* begin *
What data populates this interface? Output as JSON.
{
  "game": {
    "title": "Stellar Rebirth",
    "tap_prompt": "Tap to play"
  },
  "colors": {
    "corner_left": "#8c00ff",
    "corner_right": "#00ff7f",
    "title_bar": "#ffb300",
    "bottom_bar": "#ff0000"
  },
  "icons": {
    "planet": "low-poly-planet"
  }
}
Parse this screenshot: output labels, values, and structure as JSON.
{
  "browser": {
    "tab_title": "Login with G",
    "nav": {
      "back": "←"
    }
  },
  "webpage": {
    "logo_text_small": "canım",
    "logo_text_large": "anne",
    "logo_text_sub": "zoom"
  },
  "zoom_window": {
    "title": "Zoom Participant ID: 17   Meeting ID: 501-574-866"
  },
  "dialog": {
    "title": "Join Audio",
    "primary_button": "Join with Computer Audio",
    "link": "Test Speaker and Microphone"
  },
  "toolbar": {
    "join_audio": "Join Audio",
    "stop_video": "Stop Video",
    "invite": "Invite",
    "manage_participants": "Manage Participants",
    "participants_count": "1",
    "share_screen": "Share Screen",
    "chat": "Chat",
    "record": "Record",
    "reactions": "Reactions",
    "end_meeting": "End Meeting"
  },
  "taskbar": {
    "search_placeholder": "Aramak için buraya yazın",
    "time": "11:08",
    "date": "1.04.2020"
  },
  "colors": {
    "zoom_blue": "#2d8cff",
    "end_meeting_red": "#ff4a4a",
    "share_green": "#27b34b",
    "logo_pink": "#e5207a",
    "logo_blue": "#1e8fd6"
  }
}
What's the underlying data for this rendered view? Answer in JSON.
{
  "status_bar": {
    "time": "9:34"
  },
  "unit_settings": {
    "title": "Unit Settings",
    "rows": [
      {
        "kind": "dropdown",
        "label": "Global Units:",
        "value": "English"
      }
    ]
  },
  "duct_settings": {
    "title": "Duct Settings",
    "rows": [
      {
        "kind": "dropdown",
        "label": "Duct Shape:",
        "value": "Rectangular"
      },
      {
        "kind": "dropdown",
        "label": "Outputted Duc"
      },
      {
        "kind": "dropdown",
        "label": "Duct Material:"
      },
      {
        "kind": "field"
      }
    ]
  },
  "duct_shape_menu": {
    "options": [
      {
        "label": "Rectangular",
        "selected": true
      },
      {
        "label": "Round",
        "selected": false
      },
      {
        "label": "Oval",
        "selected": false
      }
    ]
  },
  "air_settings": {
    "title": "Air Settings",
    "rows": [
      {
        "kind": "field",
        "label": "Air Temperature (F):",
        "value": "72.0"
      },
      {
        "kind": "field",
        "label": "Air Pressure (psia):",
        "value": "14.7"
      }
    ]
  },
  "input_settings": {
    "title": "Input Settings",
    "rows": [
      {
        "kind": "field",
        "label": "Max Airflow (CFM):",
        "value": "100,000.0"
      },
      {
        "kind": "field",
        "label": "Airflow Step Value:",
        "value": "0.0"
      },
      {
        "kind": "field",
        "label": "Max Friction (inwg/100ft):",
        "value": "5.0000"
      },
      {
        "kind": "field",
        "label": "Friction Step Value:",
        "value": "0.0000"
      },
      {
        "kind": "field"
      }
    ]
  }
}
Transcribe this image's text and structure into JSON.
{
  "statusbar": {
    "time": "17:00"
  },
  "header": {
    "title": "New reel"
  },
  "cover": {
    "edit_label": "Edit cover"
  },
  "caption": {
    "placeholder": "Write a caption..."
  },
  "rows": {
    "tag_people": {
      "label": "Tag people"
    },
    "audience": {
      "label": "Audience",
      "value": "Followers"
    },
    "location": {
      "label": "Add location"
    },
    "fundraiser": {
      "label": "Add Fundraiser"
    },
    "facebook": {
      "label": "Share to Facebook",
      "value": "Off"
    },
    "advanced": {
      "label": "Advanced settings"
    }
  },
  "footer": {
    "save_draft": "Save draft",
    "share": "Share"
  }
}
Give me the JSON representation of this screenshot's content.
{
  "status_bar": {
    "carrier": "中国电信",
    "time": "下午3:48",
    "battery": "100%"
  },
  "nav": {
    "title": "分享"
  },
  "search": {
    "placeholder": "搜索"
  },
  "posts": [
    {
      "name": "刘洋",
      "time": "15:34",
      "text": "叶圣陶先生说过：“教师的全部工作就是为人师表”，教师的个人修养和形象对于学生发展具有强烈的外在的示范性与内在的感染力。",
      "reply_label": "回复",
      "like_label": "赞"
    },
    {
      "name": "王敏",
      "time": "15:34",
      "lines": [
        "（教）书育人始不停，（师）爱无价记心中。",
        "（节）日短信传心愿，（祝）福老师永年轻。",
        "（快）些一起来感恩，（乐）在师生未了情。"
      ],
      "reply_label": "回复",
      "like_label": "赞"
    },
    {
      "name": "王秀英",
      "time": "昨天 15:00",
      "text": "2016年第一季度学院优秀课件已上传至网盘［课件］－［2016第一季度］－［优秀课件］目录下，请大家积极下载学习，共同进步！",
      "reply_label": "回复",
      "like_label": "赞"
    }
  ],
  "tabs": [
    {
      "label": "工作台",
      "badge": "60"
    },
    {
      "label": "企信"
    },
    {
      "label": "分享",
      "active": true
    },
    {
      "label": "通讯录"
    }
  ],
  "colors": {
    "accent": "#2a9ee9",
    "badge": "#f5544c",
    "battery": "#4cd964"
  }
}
* end *
**WRITTEN EXERCISE**
Return, from the data, each line that has the word "structure" in it.

**ANSWER TO THIS TASK**
Parse this screenshot: output labels, values, and structure as JSON.
Transcribe this image's text and structure into JSON.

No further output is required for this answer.